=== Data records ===
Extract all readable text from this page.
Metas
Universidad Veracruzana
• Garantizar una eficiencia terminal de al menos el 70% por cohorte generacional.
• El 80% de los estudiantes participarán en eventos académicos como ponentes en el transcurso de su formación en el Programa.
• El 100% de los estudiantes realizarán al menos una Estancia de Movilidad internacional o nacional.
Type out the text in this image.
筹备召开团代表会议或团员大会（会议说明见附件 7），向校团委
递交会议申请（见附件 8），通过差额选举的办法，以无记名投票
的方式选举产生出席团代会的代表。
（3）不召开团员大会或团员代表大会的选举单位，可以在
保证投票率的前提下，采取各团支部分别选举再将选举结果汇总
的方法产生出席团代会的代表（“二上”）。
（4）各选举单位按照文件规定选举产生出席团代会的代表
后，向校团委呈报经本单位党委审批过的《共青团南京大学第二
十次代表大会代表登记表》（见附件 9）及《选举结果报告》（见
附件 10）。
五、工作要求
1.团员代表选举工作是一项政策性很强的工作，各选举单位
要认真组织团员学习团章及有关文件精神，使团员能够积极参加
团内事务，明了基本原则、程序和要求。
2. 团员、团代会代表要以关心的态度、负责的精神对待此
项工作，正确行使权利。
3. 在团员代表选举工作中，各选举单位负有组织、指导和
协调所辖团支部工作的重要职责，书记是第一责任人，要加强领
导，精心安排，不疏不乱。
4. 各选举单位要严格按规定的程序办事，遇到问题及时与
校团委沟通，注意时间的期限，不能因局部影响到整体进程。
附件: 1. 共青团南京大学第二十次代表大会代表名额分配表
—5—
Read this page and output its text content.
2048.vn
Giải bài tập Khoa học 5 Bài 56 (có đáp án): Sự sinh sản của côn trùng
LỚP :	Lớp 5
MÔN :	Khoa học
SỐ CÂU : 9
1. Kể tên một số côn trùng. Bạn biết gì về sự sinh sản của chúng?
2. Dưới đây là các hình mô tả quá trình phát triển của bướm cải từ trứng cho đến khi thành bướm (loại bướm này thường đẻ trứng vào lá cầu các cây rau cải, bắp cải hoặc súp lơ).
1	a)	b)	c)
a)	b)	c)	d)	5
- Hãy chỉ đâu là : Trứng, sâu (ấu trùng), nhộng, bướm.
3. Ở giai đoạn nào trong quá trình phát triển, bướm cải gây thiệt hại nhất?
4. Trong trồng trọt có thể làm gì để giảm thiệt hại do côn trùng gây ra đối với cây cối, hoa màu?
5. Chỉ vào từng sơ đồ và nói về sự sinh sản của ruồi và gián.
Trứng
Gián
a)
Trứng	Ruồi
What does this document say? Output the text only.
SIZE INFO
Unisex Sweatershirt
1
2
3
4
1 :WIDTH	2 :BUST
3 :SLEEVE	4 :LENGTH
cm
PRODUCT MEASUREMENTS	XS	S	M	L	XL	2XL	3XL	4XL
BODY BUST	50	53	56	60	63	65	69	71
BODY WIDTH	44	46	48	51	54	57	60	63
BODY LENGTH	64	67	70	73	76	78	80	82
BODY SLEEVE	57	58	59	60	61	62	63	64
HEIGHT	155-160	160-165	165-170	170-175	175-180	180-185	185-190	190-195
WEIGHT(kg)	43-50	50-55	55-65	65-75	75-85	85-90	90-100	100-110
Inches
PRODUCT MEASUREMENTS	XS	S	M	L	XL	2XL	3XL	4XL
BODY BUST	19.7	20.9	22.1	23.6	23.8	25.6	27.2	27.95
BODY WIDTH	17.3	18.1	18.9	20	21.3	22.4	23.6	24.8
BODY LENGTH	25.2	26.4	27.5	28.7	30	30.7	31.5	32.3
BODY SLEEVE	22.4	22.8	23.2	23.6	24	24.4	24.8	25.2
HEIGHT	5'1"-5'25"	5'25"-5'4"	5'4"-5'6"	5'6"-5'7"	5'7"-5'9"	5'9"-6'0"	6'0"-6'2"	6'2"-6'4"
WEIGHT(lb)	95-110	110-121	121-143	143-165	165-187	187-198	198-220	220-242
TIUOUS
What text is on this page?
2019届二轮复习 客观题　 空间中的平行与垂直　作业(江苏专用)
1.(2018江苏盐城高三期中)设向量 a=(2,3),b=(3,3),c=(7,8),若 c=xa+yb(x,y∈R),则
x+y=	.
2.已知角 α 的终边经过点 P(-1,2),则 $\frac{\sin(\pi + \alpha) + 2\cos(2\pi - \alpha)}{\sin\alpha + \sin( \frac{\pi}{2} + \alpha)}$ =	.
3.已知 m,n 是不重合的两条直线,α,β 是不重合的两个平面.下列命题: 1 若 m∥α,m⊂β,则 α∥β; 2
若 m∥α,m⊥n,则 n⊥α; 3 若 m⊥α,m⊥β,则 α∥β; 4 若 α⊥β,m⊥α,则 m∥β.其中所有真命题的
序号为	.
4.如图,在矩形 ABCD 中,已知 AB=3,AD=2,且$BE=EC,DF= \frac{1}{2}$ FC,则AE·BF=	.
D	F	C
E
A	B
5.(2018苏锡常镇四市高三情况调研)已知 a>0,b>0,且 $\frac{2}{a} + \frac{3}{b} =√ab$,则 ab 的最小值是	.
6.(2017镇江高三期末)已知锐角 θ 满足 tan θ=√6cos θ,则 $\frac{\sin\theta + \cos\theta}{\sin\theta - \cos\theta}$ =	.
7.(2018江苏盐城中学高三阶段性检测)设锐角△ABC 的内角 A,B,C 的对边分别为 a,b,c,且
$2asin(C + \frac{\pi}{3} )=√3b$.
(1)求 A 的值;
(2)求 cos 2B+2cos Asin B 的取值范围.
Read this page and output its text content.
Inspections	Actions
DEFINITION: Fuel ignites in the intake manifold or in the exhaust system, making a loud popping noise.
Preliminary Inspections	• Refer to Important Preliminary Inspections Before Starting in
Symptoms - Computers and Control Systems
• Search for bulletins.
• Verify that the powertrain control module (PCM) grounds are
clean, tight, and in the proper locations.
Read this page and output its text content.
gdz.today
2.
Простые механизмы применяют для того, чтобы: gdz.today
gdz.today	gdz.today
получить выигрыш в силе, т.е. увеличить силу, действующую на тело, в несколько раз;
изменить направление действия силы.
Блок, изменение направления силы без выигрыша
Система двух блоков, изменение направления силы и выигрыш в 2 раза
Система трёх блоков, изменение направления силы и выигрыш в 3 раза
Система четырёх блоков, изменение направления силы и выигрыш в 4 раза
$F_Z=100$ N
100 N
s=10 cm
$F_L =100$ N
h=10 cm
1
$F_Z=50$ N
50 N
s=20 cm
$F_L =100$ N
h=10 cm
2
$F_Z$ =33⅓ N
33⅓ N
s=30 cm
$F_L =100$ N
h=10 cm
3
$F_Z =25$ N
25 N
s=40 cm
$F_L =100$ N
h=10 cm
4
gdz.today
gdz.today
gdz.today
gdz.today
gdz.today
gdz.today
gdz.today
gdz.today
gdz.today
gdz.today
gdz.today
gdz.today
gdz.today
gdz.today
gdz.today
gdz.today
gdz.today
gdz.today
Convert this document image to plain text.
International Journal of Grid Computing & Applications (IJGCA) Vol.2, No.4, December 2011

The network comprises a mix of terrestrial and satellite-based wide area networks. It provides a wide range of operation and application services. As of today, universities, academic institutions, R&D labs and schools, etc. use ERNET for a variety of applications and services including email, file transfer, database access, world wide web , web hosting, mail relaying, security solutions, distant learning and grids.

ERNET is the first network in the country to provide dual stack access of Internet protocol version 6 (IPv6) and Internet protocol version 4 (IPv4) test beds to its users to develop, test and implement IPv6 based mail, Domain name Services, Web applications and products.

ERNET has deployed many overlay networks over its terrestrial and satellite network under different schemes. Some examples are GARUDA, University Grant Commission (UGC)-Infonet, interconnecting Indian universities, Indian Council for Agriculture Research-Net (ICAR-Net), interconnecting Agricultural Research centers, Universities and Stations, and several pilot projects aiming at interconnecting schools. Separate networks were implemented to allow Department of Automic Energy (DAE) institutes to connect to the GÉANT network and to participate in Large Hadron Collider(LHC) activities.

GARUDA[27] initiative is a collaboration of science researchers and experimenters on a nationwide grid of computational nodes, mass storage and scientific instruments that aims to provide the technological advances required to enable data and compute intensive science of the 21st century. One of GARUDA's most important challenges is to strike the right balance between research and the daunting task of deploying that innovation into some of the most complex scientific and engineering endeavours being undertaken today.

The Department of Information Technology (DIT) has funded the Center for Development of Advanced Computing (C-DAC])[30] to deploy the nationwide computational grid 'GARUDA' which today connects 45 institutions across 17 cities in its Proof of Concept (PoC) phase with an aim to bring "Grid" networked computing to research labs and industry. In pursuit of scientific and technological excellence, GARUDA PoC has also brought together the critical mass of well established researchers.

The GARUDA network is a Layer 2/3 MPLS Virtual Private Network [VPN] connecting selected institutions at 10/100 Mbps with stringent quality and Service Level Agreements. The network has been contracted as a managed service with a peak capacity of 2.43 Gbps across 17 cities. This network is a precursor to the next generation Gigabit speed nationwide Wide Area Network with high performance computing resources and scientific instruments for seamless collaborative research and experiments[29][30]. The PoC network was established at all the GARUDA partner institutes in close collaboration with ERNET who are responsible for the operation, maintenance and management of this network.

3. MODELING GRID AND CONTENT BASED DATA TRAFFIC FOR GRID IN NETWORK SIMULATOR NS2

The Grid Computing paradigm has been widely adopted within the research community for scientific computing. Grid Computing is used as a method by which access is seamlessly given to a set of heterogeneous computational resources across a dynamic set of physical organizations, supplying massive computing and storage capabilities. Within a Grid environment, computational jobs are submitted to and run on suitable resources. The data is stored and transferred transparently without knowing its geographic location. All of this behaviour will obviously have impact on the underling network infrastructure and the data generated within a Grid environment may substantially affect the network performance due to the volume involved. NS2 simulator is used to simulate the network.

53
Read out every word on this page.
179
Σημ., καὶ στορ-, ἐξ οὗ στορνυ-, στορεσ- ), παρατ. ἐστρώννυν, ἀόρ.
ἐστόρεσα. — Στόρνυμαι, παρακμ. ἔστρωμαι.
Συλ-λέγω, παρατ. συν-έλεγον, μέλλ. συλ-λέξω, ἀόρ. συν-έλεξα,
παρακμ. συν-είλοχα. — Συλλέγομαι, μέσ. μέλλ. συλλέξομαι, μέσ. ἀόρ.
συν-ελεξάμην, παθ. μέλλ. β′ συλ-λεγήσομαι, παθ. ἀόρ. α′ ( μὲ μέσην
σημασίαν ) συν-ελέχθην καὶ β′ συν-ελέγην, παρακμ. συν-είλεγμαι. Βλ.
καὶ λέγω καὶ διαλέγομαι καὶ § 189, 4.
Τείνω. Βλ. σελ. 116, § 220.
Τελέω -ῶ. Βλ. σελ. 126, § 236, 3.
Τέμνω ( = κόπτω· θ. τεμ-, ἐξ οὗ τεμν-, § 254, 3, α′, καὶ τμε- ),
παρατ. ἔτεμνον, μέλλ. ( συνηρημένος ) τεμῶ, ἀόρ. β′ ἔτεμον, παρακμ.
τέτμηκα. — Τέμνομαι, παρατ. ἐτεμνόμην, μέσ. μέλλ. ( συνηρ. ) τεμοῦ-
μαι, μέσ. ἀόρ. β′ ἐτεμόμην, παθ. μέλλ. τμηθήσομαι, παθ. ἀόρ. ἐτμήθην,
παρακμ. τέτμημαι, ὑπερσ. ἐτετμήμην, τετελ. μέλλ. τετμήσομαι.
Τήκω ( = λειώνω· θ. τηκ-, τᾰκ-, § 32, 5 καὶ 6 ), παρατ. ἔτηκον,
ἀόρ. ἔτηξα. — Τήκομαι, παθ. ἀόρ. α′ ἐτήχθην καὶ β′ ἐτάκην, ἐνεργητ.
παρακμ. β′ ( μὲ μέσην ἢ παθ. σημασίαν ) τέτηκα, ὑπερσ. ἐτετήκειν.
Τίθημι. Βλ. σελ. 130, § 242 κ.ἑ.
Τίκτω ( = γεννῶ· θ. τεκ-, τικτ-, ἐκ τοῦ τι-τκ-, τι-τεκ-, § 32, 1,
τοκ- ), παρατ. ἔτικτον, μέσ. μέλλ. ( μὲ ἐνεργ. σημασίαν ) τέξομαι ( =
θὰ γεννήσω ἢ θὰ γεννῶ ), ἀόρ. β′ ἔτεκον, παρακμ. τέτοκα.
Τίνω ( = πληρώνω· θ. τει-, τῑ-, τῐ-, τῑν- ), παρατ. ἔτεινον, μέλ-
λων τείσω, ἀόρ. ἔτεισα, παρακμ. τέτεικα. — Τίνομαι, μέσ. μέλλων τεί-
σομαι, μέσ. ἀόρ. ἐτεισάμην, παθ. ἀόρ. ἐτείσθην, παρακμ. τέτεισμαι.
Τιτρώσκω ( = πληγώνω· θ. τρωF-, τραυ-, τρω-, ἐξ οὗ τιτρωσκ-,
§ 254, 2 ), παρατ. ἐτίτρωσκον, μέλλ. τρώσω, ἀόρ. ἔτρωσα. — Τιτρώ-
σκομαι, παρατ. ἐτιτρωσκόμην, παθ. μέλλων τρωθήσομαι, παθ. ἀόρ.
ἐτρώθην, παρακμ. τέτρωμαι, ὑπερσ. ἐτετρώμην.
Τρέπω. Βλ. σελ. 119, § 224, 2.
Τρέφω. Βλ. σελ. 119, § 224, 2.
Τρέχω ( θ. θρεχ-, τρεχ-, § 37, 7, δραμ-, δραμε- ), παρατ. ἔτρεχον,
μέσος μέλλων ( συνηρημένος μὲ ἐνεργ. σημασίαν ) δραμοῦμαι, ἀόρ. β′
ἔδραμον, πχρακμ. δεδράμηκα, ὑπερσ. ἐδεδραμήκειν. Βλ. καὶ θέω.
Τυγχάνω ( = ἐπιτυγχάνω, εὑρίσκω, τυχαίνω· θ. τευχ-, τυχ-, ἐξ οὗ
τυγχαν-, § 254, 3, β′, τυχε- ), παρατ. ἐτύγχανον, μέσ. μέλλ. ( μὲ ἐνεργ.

=== WORK TO COMPLETE ===
What is the number of lines in the records that contain "BODY"? Give that number only.

=== EXPECTED ANSWER ===
8